[Data items]

'''

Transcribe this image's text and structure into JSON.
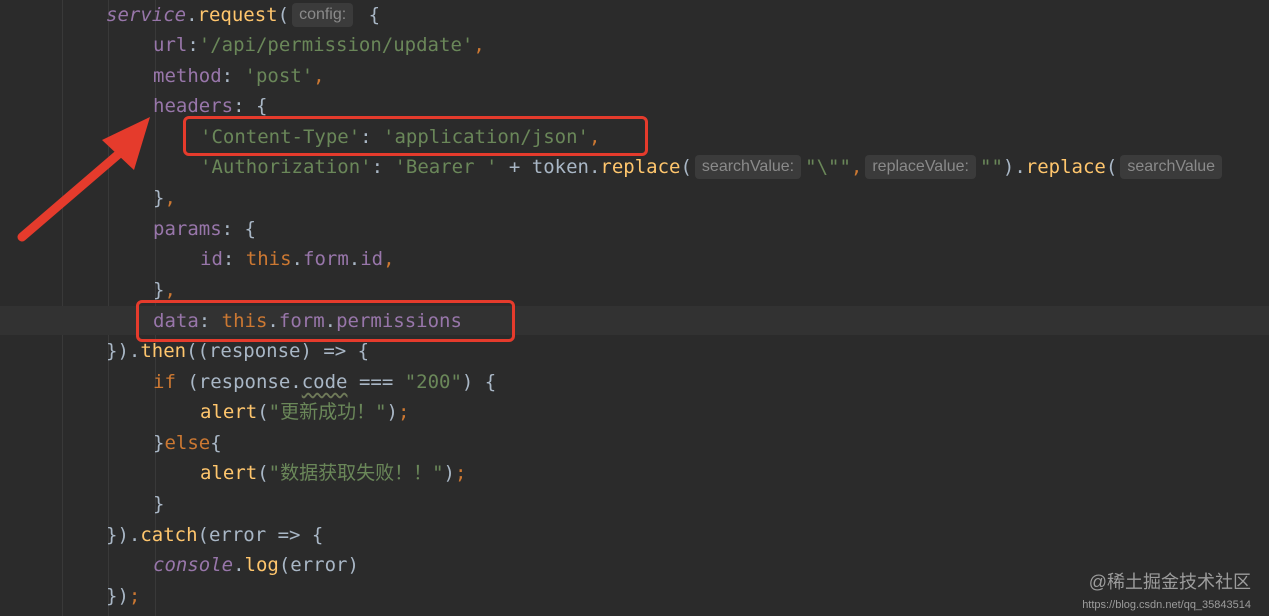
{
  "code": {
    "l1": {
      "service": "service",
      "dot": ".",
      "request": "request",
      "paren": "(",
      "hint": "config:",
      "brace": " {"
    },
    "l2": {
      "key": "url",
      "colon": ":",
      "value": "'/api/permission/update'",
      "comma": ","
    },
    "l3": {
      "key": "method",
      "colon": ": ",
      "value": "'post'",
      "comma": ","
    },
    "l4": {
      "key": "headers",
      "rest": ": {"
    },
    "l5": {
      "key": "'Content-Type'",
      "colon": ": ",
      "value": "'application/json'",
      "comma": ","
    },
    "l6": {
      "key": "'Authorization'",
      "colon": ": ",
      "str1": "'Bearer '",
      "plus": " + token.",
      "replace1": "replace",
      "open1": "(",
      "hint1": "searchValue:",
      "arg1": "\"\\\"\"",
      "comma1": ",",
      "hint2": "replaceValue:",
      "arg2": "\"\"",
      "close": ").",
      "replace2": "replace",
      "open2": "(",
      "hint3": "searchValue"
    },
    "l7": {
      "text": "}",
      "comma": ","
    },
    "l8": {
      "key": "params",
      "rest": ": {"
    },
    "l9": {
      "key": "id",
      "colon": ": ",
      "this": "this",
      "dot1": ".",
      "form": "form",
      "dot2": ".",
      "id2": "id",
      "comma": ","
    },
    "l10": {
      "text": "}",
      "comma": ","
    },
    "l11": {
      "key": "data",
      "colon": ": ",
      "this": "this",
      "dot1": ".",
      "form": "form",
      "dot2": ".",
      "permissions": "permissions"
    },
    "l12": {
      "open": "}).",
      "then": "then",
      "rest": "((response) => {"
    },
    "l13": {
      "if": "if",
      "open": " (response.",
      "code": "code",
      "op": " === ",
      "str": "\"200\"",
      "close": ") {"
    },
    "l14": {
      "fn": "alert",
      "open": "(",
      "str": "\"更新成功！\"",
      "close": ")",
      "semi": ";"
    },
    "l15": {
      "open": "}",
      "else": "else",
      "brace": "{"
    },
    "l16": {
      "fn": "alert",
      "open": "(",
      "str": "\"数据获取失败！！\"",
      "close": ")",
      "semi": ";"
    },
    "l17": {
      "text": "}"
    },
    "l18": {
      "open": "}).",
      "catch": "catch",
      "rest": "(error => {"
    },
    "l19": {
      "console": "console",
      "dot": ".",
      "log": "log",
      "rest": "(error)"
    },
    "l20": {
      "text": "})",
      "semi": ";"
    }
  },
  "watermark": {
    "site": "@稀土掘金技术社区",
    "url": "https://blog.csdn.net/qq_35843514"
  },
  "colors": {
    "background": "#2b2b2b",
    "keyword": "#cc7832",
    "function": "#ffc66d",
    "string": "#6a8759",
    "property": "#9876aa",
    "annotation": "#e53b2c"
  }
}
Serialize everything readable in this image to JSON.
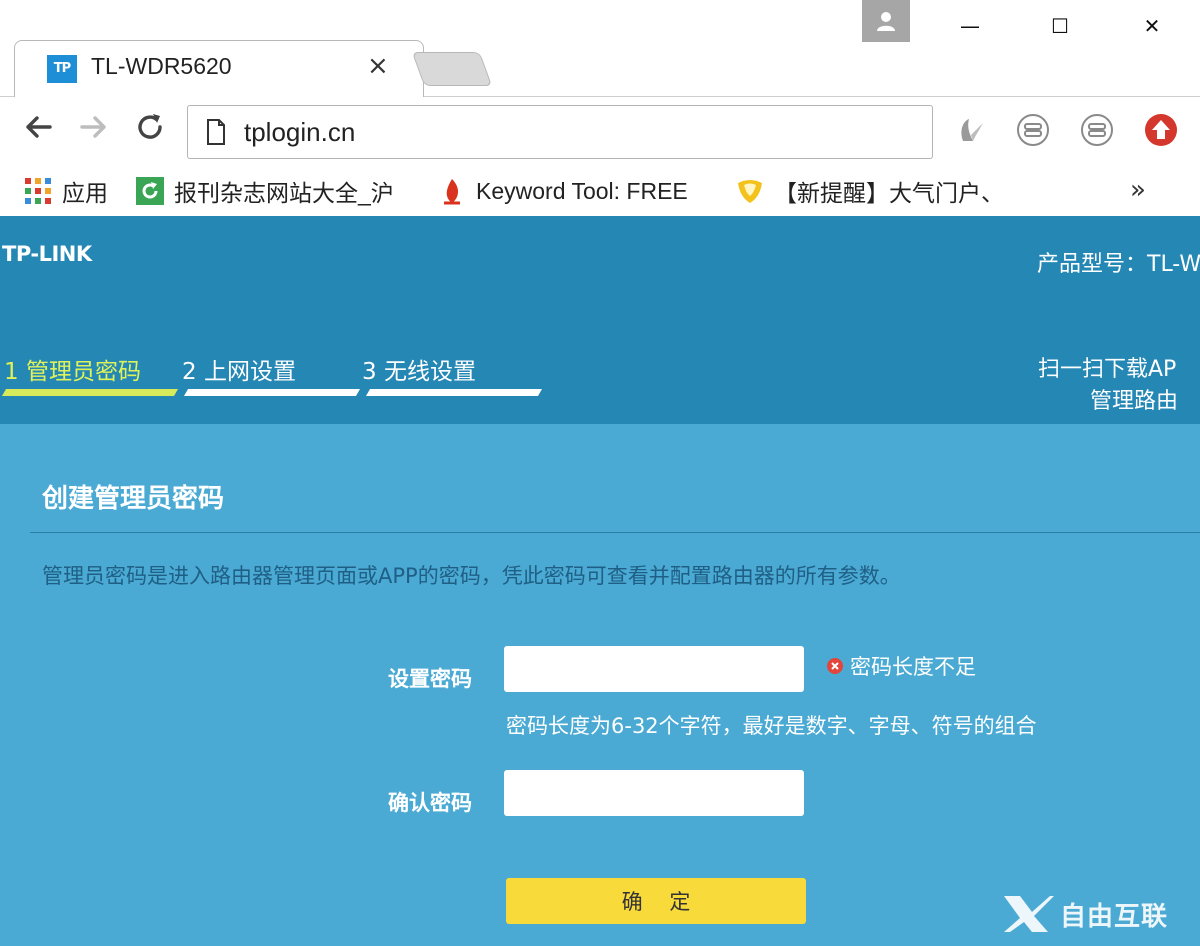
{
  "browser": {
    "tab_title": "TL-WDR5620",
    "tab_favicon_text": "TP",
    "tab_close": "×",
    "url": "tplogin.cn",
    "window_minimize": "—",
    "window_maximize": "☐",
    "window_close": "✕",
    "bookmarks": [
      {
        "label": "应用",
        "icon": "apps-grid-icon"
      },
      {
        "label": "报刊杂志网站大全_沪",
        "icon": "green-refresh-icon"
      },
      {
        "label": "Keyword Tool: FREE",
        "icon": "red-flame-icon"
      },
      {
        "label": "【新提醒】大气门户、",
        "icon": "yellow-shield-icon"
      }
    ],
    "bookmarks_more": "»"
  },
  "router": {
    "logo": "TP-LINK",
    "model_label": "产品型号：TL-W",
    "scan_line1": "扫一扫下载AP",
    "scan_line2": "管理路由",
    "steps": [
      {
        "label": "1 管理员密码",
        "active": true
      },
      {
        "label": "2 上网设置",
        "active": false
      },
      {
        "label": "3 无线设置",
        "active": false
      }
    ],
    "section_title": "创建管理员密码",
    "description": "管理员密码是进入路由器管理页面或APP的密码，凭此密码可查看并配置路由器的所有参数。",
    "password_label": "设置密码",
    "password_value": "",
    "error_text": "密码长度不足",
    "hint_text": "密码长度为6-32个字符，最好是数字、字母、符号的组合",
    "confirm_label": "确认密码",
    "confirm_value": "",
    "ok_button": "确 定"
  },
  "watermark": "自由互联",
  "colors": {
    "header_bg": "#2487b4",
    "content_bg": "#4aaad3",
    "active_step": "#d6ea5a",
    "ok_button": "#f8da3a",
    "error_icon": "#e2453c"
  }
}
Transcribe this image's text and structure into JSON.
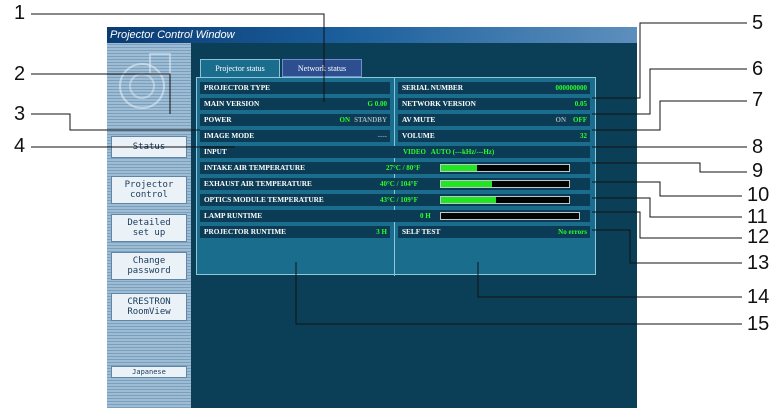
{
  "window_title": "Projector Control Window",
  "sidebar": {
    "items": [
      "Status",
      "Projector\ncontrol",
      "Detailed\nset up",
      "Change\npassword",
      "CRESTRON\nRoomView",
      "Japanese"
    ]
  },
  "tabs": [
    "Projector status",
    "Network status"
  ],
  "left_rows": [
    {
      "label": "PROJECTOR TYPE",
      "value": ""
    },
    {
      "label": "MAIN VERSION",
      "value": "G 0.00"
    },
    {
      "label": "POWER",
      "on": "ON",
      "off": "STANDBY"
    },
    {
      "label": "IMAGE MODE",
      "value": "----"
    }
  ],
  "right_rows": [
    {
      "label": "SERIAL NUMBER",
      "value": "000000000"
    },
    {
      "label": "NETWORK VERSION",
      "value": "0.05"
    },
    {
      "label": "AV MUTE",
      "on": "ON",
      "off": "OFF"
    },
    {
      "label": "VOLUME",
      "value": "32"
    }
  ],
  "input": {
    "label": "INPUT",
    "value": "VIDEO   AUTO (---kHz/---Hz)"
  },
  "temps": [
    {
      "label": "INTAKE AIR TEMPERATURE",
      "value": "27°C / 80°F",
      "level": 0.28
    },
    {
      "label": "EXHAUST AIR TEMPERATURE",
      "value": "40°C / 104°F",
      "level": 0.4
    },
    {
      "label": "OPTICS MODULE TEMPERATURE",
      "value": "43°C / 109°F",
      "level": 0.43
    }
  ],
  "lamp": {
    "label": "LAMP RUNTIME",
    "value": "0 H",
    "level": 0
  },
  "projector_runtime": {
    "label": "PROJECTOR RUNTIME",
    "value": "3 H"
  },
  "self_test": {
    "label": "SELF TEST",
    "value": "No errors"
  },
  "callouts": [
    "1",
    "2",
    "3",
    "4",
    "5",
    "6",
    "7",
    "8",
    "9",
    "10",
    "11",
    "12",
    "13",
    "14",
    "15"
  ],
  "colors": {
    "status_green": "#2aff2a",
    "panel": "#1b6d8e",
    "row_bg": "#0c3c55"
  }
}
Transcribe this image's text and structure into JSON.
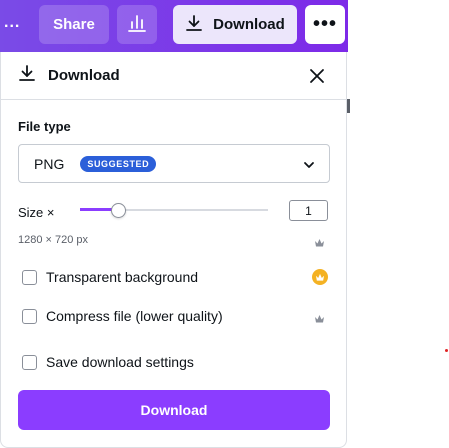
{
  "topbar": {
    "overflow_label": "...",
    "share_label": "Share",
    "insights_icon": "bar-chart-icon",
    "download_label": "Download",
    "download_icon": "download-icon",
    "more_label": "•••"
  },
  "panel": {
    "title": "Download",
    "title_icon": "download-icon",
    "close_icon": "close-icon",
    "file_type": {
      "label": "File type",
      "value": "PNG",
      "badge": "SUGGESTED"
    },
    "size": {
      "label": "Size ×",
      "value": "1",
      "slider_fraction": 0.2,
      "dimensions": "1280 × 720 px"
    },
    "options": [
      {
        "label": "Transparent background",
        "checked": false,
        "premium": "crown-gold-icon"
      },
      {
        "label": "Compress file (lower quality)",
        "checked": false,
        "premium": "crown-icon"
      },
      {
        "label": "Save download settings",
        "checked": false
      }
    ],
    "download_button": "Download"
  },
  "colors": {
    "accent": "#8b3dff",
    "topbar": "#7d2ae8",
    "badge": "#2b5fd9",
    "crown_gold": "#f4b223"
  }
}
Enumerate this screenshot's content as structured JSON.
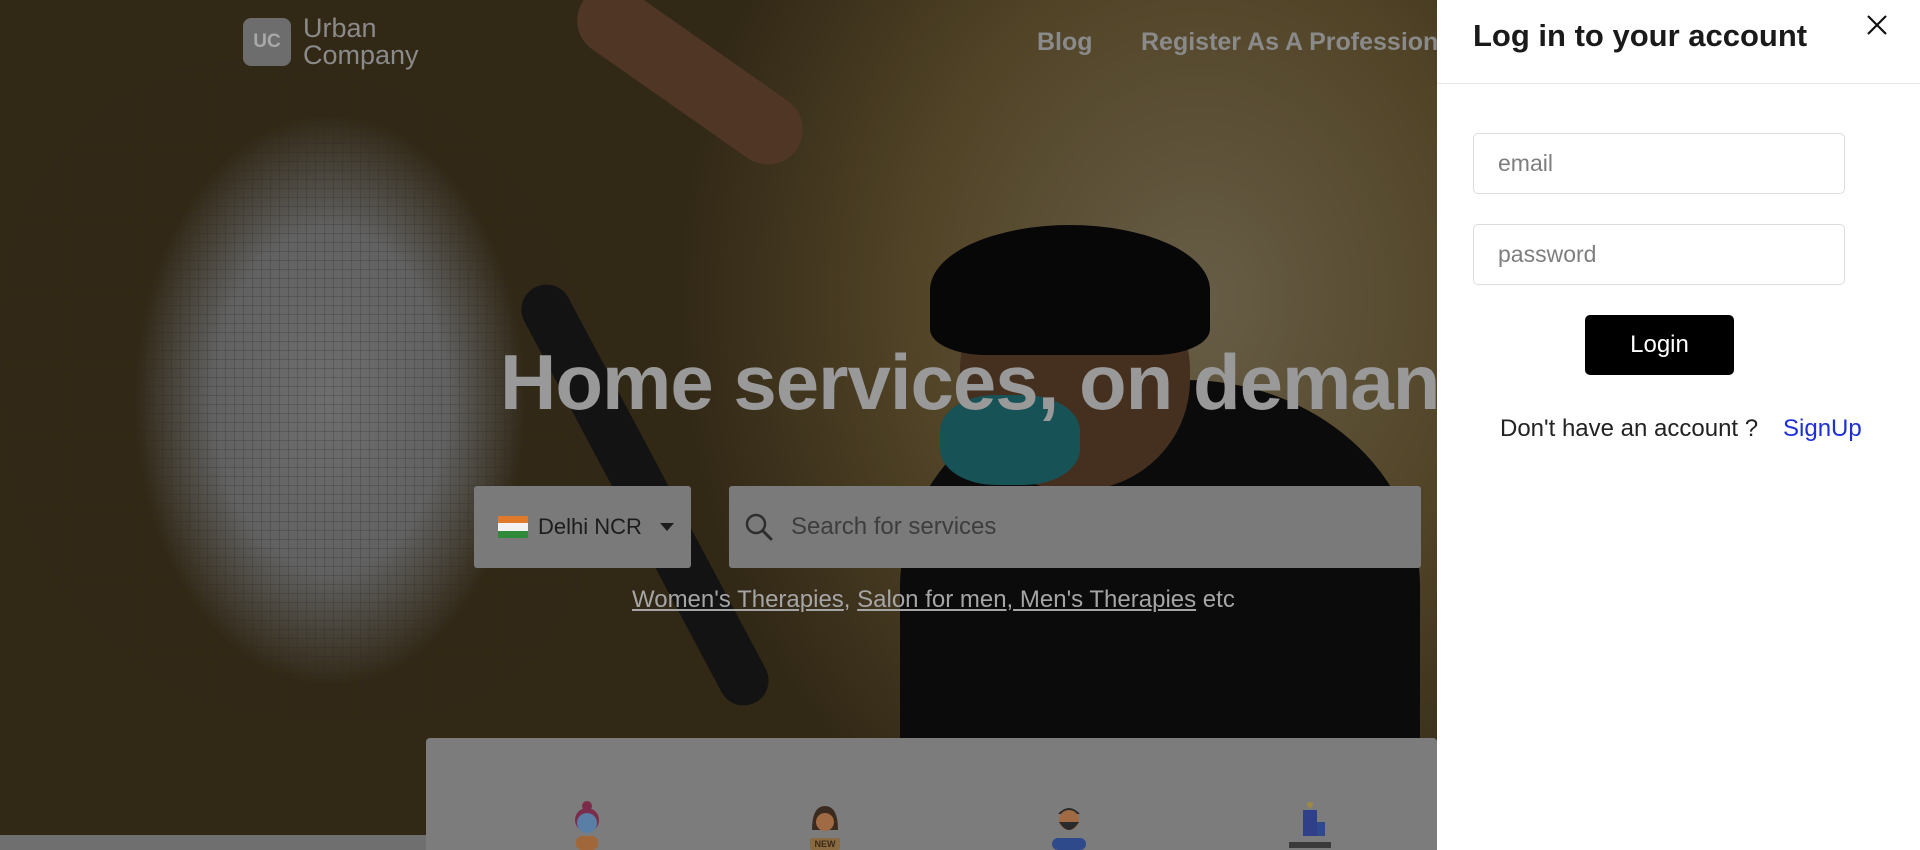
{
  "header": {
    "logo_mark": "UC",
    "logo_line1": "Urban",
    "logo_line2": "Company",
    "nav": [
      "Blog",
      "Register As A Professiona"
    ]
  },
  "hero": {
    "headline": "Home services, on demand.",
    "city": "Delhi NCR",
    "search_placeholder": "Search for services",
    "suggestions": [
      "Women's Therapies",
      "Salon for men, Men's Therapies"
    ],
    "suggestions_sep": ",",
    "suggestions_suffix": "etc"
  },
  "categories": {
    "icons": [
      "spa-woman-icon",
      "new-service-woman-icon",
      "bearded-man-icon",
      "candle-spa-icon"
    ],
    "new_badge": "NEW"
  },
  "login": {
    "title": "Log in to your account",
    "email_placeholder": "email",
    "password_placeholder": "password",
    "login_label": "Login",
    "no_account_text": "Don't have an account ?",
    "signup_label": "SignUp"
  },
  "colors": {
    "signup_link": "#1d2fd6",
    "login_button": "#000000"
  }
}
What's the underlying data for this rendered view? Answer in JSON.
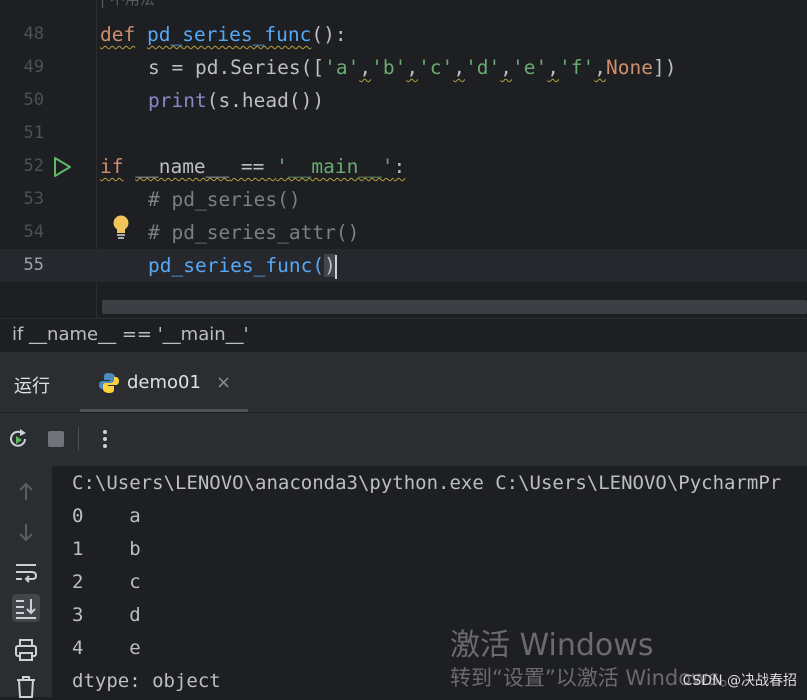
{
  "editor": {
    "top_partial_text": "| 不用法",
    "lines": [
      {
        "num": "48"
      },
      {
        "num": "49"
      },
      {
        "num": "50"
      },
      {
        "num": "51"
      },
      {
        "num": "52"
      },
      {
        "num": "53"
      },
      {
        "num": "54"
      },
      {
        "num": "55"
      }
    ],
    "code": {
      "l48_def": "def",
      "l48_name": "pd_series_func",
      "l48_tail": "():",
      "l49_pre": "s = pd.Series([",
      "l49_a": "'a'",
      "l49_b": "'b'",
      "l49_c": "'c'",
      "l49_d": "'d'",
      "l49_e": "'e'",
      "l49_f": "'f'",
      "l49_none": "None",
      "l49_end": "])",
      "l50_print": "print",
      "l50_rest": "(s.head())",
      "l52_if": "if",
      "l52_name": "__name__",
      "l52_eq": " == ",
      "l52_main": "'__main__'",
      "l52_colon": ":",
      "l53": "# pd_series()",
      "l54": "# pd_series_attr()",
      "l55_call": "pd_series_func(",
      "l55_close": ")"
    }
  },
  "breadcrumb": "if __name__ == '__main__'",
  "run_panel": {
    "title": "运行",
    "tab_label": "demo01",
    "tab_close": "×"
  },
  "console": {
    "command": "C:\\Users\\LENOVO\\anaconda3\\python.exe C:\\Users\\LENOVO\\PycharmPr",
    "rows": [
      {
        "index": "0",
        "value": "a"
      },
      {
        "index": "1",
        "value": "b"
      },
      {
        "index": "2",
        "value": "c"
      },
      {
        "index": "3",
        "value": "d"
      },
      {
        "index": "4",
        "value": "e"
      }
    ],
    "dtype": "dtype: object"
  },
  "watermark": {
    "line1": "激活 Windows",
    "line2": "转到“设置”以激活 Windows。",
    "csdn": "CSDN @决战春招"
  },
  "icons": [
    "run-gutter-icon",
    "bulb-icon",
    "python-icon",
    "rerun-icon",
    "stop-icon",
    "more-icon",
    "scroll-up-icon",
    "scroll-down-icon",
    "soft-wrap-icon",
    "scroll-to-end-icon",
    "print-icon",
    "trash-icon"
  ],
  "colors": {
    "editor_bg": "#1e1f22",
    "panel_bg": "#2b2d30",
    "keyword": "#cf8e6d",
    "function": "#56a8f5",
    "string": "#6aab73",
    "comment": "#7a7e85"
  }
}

'''

What is expected
Reproduce each line from the records that contains the word "VERSION".

Exercise output
      "label": "MAIN VERSION",
      "label": "NETWORK VERSION",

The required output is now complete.